**WHAT THIS EXERCISE ASKS**
**A.** From the Lomuto partition text, return the passage from "This algorithm works" to "this partitioning scheme.".
**B.** List the parameters of the C++ `partition` function in the Lomuto partition text, with their declared types.
**C.** Continue the Lomuto partition text from where it stops.

**EXCERPTED TEXT**
==================================================

Lomuto’s Partition Scheme:

This algorithm works by assuming the pivot element as the last element. If any other element is given as a pivot element then swap it first with the last element. Now initialize two variables i as low and j also low,  iterate over the array and increment i when arr[j] <= pivot and swap arr[i] with arr[j] otherwise increment only j. After coming out from the loop swap arr[i] with arr[hi]. This i stores the pivot element.

partition(arr[], lo, hi) 
    pivot = arr[hi]
    i = lo-1     // place for swapping
    for j := lo to hi – 1 do
        if arr[j] <= pivot then
            i = i + 1 
            swap arr[i] with arr[j]
    swap arr[i+1] with arr[hi]
    return i+1

Refer QuickSort for details of this partitioning scheme. 
Below are implementations of this approach:-

C++




/* C++ implementation QuickSort using Lomuto's partition
   Scheme.*/
#include<bits/stdc++.h>
using namespace std;
  
/* This function takes last element as pivot, places
   the pivot element at its correct position in sorted
    array, and places all smaller (smaller than pivot)
   to left of pivot and all greater elements to right
   of pivot */
int partition(int arr[], int low, int high)
{
    int pivot = arr[high];    // pivot
    int i = (low - 1);  // Index of smaller element
  
    for (int j = low; j <= high- 1; j++)
    {
        // If current element is smaller than or
        // equal to pivot
        if (arr[j] <= pivot)

==================================================

**EXTRACTED DATA**

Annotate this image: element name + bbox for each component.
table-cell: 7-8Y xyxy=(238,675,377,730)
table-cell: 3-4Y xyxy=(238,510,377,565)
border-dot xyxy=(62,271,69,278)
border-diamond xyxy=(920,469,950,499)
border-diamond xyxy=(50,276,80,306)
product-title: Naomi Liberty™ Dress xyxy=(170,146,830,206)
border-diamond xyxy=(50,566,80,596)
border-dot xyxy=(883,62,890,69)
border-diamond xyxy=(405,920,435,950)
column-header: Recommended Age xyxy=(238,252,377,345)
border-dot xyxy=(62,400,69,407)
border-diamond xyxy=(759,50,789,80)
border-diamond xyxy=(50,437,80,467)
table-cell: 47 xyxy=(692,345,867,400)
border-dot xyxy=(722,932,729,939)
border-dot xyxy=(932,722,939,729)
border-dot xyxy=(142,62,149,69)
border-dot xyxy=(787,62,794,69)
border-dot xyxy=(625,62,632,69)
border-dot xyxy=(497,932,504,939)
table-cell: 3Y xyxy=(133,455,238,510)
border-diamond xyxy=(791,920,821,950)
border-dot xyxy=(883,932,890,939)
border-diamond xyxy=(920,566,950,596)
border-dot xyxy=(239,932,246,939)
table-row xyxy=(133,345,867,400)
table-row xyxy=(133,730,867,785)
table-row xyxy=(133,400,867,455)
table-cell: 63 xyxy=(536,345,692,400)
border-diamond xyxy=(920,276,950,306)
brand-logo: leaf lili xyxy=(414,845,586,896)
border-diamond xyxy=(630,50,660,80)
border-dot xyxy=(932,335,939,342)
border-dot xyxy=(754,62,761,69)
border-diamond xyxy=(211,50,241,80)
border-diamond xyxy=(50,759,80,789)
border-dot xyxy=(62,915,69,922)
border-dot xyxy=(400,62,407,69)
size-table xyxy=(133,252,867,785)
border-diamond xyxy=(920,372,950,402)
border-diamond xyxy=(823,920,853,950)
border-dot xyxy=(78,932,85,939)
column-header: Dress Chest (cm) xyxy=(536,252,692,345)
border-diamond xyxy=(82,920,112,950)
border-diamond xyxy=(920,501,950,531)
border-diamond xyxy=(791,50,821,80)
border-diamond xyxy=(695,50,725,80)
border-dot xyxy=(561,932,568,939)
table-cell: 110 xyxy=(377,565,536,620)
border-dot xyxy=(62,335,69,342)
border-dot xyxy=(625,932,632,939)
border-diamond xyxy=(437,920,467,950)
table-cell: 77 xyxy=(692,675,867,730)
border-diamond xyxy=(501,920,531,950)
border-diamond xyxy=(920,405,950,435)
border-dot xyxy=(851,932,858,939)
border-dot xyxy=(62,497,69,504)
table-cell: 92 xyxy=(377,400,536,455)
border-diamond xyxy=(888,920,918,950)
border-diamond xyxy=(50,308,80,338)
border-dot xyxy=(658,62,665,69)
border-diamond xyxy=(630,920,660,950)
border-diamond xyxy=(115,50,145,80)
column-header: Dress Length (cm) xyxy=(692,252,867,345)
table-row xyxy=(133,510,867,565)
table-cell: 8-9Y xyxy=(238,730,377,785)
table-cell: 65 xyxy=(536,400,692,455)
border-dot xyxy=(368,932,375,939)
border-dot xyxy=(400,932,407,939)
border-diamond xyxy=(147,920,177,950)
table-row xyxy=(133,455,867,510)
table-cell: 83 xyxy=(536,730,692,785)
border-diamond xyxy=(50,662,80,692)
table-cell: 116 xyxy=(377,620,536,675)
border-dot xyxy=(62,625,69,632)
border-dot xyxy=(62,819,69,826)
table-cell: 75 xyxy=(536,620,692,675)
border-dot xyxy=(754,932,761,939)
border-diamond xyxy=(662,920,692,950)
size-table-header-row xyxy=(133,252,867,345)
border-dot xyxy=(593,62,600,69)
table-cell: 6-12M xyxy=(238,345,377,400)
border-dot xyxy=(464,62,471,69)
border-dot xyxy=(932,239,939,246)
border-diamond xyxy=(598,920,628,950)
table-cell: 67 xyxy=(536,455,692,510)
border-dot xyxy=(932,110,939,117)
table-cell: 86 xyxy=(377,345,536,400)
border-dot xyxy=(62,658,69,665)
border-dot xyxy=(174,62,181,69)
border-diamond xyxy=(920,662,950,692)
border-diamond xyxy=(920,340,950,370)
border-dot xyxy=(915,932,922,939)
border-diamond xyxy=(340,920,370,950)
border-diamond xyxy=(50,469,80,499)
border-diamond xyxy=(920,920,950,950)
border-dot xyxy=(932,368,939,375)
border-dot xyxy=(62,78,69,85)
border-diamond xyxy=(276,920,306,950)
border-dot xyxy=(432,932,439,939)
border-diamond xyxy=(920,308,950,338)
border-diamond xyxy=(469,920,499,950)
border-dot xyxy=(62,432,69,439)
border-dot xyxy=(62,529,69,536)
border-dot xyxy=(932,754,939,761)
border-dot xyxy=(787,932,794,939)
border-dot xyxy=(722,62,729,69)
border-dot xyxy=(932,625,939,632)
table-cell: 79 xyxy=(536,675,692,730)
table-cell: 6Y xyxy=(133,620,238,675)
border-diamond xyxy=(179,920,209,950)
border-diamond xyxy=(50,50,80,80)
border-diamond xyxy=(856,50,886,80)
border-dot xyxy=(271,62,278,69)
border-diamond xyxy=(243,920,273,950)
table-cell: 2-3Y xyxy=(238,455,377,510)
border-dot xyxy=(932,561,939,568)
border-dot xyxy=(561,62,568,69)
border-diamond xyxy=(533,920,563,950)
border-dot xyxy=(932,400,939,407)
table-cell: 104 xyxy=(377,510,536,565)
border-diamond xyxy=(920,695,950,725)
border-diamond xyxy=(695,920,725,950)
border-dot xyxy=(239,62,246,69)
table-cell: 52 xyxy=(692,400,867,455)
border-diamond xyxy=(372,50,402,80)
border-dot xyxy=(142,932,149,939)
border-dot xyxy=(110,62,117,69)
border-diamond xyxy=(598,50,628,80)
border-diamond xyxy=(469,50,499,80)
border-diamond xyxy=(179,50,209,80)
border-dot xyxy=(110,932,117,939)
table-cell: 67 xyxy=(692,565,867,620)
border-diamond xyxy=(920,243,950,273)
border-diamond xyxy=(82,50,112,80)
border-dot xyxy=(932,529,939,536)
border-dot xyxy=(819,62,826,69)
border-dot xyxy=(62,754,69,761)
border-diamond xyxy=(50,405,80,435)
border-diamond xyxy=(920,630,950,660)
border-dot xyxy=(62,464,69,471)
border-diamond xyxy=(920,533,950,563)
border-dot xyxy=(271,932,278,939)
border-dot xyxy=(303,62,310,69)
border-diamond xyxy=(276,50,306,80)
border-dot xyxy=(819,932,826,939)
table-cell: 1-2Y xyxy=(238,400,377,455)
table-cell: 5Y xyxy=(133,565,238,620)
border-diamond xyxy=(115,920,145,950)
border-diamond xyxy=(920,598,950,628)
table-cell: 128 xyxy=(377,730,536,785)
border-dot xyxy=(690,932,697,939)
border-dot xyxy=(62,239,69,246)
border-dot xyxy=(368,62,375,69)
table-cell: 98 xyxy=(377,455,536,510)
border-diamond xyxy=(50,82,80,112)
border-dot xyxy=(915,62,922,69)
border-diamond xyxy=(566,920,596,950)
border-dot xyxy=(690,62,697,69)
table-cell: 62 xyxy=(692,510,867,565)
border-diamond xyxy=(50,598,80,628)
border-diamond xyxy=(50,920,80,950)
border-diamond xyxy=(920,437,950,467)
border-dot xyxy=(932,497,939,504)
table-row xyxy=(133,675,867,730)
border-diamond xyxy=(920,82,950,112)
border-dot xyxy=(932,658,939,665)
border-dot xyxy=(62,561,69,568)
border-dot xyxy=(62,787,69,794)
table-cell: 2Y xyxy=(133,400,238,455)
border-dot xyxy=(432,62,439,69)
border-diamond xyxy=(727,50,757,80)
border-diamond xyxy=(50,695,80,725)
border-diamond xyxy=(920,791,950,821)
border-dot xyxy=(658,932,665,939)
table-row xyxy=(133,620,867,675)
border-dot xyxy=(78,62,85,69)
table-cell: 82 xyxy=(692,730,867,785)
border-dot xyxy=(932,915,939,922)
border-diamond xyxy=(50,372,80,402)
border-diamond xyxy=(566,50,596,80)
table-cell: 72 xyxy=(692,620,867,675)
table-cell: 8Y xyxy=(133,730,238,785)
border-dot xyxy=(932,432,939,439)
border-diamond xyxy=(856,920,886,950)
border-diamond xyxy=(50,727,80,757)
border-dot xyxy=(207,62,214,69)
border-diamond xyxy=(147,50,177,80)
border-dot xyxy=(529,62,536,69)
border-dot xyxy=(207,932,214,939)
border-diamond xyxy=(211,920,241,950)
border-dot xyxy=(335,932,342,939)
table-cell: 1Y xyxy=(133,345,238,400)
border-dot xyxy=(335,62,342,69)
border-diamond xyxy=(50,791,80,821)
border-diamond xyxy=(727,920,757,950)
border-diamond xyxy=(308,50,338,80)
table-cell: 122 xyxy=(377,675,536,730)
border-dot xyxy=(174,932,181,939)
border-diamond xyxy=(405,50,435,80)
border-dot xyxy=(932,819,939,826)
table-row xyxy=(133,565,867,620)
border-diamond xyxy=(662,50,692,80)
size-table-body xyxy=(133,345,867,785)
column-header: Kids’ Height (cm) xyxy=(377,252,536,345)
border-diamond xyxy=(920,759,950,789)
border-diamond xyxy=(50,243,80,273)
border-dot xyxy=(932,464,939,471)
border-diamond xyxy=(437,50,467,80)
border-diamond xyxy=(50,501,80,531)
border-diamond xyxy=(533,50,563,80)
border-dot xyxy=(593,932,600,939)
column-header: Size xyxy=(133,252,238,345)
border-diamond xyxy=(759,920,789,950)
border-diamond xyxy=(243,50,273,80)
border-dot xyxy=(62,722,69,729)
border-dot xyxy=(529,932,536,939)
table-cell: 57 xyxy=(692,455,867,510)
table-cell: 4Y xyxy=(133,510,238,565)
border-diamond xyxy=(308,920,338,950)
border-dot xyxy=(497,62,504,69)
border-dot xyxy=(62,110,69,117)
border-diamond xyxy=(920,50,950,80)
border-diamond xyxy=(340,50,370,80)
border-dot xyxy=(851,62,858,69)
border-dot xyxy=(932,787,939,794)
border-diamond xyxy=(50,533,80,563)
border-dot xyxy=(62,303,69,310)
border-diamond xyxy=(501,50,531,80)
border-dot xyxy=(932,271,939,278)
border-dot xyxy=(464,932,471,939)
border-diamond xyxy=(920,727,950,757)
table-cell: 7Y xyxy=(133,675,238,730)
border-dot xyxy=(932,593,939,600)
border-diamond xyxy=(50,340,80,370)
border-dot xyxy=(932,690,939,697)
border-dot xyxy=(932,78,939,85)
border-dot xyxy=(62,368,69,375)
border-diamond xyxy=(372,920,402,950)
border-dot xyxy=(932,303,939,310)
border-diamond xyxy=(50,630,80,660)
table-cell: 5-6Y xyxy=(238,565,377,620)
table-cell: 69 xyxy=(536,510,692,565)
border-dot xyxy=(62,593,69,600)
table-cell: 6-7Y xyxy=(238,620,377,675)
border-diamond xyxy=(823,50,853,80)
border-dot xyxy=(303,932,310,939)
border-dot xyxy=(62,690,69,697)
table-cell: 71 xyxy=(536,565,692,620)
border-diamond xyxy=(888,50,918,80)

==================================================

**ANSWER LIST**
**A.**
This algorithm works by assuming the pivot element as the last element. If any other element is given as a pivot element then swap it first with the last element. Now initialize two variables i as low and j also low,  iterate over the array and increment i when arr[j] <= pivot and swap arr[i] with arr[j] otherwise increment only j. After coming out from the loop swap arr[i] with arr[hi]. This i stores the pivot element.

partition(arr[], lo, hi) 
    pivot = arr[hi]
    i = lo-1     // place for swapping
    for j := lo to hi – 1 do
        if arr[j] <= pivot then
            i = i + 1 
            swap arr[i] with arr[j]
    swap arr[i+1] with arr[hi]
    return i+1

Refer QuickSort for details of this partitioning scheme.

**B.**
- `int arr[]`
- `int low`
- `int high`

**C.**
        {
            i++;    // increment index of smaller element
            swap(arr[i], arr[j]);
        }
    }
    swap(arr[i + 1], arr[high]);
    return (i + 1);
}
  
/* The main function that implements QuickSort
 arr[] --> Array to be sorted,
  low  --> Starting index,
  high  --> Ending index */
void quickSort(int arr[], int low, int high)
{
    if (low < high)
    {
        /* pi is partitioning index, arr[p] is now
           at right place */
        int pi = partition(arr, low, high);
  
        // Separately sort elements before
        // partition and after partition
        quickSort(arr, low, pi - 1);
        quickSort(arr, pi + 1, high);
    }
}
  
/* Function to print an array */
void printArray(int arr[], int size)
{
    int i;
    for (i=0; i < size; i++)
        printf("%d ", arr[i]);
    printf("\n");
}
  
// Driver program to test above functions
int main()
{
    int arr[] = {10, 7, 8, 9, 1, 5};
    int n = sizeof(arr)/sizeof(arr[0]);
    quickSort(arr, 0, n-1);
    printf("Sorted array: \n");
    printArray(arr, n);
    return 0;
}


Java




// Java implementation QuickSort 
// using Lomuto's partition Scheme
import java.io.*;
  
class GFG
{
static void Swap(int[] array, 
                 int position1, 
                 int position2)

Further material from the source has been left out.